Extracted records:
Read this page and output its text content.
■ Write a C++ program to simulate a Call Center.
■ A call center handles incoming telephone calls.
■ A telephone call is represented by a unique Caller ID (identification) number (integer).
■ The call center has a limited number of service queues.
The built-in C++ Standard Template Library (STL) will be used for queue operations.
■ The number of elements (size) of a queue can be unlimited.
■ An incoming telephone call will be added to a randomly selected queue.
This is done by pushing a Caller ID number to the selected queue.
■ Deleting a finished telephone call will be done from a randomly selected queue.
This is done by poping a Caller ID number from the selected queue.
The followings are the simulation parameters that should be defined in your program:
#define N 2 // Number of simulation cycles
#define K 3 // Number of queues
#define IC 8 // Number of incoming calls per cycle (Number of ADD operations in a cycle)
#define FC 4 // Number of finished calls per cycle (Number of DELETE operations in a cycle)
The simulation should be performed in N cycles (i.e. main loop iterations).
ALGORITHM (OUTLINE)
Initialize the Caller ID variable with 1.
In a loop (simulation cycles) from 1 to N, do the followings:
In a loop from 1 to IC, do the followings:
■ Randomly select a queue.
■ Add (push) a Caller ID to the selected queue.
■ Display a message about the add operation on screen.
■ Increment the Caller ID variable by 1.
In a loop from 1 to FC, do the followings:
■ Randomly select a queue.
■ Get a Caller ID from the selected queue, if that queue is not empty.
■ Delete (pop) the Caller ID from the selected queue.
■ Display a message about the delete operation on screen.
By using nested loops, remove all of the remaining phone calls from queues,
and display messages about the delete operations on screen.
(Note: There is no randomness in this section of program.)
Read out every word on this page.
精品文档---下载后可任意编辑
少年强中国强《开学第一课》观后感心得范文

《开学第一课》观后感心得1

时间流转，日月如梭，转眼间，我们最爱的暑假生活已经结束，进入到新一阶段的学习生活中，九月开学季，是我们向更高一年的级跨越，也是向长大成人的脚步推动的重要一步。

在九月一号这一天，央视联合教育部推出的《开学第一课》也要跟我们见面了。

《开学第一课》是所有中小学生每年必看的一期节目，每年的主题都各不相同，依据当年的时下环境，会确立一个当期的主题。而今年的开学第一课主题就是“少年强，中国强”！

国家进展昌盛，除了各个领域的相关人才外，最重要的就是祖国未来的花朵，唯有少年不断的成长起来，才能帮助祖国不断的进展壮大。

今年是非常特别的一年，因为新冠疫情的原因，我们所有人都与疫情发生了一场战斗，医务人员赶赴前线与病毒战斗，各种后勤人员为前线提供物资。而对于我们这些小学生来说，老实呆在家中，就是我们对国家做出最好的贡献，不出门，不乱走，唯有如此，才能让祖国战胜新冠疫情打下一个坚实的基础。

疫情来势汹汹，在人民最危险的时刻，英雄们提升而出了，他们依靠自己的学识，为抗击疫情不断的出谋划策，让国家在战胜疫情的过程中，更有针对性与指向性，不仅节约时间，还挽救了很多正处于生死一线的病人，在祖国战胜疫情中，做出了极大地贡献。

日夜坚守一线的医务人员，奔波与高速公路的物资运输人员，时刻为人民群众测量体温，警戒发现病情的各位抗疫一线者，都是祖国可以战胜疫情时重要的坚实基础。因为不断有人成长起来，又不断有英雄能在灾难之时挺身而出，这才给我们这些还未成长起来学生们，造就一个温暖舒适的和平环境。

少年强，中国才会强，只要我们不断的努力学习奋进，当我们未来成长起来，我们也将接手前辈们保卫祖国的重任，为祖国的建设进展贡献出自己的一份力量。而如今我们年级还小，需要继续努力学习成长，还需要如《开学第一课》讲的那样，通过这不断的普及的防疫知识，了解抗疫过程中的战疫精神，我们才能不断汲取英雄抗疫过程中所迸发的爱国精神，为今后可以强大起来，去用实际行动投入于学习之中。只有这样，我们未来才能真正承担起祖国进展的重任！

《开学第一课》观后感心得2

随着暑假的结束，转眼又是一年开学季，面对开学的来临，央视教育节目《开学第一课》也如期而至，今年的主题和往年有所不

• Aim of the exercise: Reproduce all of the material above word for word.

• Exercise output:
Read this page and output its text content.
■ Write a C++ program to simulate a Call Center.
■ A call center handles incoming telephone calls.
■ A telephone call is represented by a unique Caller ID (identification) number (integer).
■ The call center has a limited number of service queues.
The built-in C++ Standard Template Library (STL) will be used for queue operations.
■ The number of elements (size) of a queue can be unlimited.
■ An incoming telephone call will be added to a randomly selected queue.
This is done by pushing a Caller ID number to the selected queue.
■ Deleting a finished telephone call will be done from a randomly selected queue.
This is done by poping a Caller ID number from the selected queue.
The followings are the simulation parameters that should be defined in your program:
#define N 2 // Number of simulation cycles
#define K 3 // Number of queues
#define IC 8 // Number of incoming calls per cycle (Number of ADD operations in a cycle)
#define FC 4 // Number of finished calls per cycle (Number of DELETE operations in a cycle)
The simulation should be performed in N cycles (i.e. main loop iterations).
ALGORITHM (OUTLINE)
Initialize the Caller ID variable with 1.
In a loop (simulation cycles) from 1 to N, do the followings:
In a loop from 1 to IC, do the followings:
■ Randomly select a queue.
■ Add (push) a Caller ID to the selected queue.
■ Display a message about the add operation on screen.
■ Increment the Caller ID variable by 1.
In a loop from 1 to FC, do the followings:
■ Randomly select a queue.
■ Get a Caller ID from the selected queue, if that queue is not empty.
■ Delete (pop) the Caller ID from the selected queue.
■ Display a message about the delete operation on screen.
By using nested loops, remove all of the remaining phone calls from queues,
and display messages about the delete operations on screen.
(Note: There is no randomness in this section of program.)
Read out every word on this page.
精品文档---下载后可任意编辑
少年强中国强《开学第一课》观后感心得范文

《开学第一课》观后感心得1

时间流转，日月如梭，转眼间，我们最爱的暑假生活已经结束，进入到新一阶段的学习生活中，九月开学季，是我们向更高一年的级跨越，也是向长大成人的脚步推动的重要一步。

在九月一号这一天，央视联合教育部推出的《开学第一课》也要跟我们见面了。

《开学第一课》是所有中小学生每年必看的一期节目，每年的主题都各不相同，依据当年的时下环境，会确立一个当期的主题。而今年的开学第一课主题就是“少年强，中国强”！

国家进展昌盛，除了各个领域的相关人才外，最重要的就是祖国未来的花朵，唯有少年不断的成长起来，才能帮助祖国不断的进展壮大。

今年是非常特别的一年，因为新冠疫情的原因，我们所有人都与疫情发生了一场战斗，医务人员赶赴前线与病毒战斗，各种后勤人员为前线提供物资。而对于我们这些小学生来说，老实呆在家中，就是我们对国家做出最好的贡献，不出门，不乱走，唯有如此，才能让祖国战胜新冠疫情打下一个坚实的基础。

疫情来势汹汹，在人民最危险的时刻，英雄们提升而出了，他们依靠自己的学识，为抗击疫情不断的出谋划策，让国家在战胜疫情的过程中，更有针对性与指向性，不仅节约时间，还挽救了很多正处于生死一线的病人，在祖国战胜疫情中，做出了极大地贡献。

日夜坚守一线的医务人员，奔波与高速公路的物资运输人员，时刻为人民群众测量体温，警戒发现病情的各位抗疫一线者，都是祖国可以战胜疫情时重要的坚实基础。因为不断有人成长起来，又不断有英雄能在灾难之时挺身而出，这才给我们这些还未成长起来学生们，造就一个温暖舒适的和平环境。

少年强，中国才会强，只要我们不断的努力学习奋进，当我们未来成长起来，我们也将接手前辈们保卫祖国的重任，为祖国的建设进展贡献出自己的一份力量。而如今我们年级还小，需要继续努力学习成长，还需要如《开学第一课》讲的那样，通过这不断的普及的防疫知识，了解抗疫过程中的战疫精神，我们才能不断汲取英雄抗疫过程中所迸发的爱国精神，为今后可以强大起来，去用实际行动投入于学习之中。只有这样，我们未来才能真正承担起祖国进展的重任！

《开学第一课》观后感心得2

随着暑假的结束，转眼又是一年开学季，面对开学的来临，央视教育节目《开学第一课》也如期而至，今年的主题和往年有所不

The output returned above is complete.